◆ Directions: Copy each line that holds "text".

◆ Records for this task:
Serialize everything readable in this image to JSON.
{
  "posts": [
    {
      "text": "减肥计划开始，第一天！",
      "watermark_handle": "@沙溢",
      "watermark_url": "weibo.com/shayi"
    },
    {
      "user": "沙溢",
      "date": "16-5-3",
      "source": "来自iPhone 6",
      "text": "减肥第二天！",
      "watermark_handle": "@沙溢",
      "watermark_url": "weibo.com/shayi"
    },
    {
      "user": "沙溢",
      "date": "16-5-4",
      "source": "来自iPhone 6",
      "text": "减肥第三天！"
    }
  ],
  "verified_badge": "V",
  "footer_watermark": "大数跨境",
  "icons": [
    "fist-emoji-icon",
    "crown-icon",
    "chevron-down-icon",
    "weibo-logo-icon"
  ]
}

◆ Output below:
      "text": "减肥计划开始，第一天！",
      "text": "减肥第二天！",
      "text": "减肥第三天！"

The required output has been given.